The request: Copy every line with the string "ylabel" in it.

Input:

--- --- ---

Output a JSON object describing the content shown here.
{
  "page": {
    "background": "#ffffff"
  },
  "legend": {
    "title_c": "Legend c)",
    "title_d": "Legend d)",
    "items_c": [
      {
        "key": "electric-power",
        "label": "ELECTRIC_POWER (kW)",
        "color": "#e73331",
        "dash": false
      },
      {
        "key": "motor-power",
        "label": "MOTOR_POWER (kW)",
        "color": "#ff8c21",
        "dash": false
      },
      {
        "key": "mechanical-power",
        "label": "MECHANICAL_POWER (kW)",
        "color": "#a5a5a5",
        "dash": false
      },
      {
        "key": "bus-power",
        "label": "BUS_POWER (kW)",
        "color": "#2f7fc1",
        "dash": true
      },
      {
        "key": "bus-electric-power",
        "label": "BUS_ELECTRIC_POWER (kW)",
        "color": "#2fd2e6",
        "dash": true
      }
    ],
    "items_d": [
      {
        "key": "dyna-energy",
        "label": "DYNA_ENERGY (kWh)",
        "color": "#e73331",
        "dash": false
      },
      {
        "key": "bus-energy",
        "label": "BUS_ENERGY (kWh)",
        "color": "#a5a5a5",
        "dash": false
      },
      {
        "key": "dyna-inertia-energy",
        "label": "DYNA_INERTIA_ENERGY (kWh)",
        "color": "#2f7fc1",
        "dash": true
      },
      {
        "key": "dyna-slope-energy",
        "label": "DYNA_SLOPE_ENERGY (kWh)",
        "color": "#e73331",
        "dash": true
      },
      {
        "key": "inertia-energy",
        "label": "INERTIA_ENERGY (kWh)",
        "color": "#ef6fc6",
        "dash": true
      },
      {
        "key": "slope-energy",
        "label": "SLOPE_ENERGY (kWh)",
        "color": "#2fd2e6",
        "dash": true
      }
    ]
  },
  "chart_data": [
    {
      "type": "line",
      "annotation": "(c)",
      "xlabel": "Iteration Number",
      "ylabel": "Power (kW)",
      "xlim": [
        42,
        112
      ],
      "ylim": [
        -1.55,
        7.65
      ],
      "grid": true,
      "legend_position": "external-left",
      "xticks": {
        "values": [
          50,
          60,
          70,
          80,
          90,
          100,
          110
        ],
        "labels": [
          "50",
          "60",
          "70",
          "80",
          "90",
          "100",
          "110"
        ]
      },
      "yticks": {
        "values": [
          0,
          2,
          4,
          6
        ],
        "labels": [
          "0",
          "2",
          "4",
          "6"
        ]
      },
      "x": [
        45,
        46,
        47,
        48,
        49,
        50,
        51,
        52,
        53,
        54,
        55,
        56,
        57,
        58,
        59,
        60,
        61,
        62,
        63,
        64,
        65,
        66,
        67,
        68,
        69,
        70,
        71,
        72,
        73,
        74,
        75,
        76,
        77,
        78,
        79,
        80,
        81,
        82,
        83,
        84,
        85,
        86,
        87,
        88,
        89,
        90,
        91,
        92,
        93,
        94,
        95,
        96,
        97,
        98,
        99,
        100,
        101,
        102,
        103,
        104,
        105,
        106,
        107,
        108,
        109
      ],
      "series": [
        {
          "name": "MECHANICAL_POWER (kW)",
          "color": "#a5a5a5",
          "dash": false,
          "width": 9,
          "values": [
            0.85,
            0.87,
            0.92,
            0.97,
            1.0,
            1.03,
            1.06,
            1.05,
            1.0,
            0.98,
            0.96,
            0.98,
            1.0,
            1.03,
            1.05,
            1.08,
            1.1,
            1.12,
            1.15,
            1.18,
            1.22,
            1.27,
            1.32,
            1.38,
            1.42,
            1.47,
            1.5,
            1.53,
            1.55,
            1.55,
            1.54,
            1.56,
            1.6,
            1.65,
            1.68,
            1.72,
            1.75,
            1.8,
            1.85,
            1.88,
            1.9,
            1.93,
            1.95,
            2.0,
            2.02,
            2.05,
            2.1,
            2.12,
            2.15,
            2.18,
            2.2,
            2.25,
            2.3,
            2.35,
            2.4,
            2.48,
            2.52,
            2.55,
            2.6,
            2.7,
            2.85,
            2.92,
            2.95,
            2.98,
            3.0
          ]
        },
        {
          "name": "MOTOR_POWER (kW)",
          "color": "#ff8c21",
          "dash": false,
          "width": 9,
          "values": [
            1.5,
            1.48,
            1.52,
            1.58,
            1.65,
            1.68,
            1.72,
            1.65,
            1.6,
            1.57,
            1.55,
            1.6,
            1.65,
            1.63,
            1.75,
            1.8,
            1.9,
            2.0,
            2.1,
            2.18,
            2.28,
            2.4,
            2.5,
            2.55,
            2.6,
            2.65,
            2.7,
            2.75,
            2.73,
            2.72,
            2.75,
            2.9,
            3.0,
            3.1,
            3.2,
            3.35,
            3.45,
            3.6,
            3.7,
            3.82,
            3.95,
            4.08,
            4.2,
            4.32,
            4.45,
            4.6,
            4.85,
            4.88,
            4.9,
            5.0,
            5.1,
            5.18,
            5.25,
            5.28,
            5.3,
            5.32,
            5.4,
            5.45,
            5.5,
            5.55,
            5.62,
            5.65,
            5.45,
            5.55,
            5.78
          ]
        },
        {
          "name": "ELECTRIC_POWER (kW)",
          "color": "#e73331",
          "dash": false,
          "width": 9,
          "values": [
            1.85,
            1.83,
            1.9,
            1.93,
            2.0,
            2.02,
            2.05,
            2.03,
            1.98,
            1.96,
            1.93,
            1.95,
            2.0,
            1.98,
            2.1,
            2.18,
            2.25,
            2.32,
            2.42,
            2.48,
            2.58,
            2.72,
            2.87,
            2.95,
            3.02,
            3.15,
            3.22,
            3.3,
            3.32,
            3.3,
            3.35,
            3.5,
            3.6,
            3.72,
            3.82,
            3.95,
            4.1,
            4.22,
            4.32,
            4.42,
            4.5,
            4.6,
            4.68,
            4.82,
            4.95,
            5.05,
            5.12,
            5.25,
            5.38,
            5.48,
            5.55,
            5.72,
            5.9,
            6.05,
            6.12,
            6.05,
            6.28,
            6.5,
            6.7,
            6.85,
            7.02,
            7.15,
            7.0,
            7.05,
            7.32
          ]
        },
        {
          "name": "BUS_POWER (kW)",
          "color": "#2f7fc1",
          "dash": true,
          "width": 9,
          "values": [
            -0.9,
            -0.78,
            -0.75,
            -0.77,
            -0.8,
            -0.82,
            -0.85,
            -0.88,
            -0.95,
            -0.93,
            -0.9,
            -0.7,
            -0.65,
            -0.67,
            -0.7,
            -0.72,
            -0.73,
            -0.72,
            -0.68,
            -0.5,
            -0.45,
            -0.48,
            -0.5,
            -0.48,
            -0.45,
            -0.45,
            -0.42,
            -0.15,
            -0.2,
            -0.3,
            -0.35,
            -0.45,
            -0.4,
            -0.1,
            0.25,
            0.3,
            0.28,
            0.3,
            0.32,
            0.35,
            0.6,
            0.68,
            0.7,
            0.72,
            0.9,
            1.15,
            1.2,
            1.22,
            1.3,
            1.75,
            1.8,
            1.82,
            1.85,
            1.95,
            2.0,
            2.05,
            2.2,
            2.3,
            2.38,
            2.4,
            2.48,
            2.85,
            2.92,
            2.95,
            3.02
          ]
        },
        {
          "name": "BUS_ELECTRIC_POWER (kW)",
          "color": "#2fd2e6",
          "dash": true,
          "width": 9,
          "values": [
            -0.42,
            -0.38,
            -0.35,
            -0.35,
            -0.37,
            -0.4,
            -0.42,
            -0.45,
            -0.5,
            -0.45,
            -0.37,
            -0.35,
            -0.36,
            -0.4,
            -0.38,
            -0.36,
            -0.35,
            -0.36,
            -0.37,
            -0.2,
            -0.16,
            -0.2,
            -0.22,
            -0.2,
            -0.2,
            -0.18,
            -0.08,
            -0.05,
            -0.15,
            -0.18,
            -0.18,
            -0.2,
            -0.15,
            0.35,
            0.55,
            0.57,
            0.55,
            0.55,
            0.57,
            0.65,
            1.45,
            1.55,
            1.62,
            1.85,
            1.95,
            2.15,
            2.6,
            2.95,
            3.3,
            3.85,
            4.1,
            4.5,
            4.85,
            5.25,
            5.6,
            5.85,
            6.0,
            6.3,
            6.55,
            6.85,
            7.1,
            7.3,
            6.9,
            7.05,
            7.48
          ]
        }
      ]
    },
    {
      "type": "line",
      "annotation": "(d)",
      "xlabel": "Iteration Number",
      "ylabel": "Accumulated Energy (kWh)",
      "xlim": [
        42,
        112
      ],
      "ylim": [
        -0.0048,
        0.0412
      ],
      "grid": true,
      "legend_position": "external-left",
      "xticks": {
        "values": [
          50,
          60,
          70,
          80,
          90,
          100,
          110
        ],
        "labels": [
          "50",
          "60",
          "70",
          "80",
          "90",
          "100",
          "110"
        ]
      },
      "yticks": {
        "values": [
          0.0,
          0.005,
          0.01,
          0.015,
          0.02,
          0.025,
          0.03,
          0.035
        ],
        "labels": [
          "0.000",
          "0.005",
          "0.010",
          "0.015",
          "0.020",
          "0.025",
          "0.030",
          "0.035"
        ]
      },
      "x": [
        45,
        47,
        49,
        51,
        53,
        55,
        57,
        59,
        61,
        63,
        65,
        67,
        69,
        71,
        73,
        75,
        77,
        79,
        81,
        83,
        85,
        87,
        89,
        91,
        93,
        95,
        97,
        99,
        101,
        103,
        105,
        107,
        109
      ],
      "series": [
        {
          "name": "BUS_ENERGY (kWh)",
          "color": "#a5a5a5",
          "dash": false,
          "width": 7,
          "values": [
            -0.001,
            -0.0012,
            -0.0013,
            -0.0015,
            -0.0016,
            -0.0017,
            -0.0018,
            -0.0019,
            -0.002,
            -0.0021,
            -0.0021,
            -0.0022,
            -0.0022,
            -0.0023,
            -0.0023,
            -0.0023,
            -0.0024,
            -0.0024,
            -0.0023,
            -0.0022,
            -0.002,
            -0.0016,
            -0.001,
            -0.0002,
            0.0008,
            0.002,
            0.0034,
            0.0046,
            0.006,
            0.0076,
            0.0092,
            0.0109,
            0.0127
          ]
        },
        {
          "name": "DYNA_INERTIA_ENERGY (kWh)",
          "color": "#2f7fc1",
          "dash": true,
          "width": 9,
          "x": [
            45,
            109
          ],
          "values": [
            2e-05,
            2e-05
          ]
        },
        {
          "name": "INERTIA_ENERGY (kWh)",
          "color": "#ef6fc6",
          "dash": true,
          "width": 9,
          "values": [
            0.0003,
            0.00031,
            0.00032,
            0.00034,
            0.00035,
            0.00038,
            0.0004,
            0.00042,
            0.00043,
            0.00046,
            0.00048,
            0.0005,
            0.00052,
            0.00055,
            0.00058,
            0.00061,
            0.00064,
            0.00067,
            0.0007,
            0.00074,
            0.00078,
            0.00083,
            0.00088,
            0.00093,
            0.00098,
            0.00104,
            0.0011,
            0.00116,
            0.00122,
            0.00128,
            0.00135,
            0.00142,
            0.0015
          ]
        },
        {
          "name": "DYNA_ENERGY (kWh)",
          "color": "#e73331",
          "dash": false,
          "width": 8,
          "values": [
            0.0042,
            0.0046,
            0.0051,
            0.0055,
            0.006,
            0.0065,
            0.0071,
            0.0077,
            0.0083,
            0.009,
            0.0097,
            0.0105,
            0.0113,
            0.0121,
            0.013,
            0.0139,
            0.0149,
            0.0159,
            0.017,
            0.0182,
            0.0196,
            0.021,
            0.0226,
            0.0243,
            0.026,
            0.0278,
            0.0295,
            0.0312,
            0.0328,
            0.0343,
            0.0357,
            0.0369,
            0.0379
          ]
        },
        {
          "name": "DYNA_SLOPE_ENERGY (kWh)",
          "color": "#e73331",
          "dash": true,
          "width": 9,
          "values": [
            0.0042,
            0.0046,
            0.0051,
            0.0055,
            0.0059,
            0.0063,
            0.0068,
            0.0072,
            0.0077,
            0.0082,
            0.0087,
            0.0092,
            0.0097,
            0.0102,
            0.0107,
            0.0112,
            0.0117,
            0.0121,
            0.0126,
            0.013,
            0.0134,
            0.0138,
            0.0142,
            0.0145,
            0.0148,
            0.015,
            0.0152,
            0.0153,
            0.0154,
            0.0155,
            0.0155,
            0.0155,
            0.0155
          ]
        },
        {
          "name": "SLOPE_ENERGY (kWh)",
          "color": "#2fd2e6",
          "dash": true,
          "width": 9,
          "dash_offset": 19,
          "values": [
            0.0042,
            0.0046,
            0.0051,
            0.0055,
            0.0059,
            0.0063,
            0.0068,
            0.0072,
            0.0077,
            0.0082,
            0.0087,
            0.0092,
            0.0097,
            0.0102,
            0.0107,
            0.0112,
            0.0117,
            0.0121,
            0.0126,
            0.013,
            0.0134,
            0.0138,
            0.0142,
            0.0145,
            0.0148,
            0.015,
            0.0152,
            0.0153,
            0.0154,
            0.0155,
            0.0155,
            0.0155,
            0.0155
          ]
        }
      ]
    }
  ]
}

--- --- ---

Task answer:
      "ylabel": "Power (kW)",
      "ylabel": "Accumulated Energy (kWh)",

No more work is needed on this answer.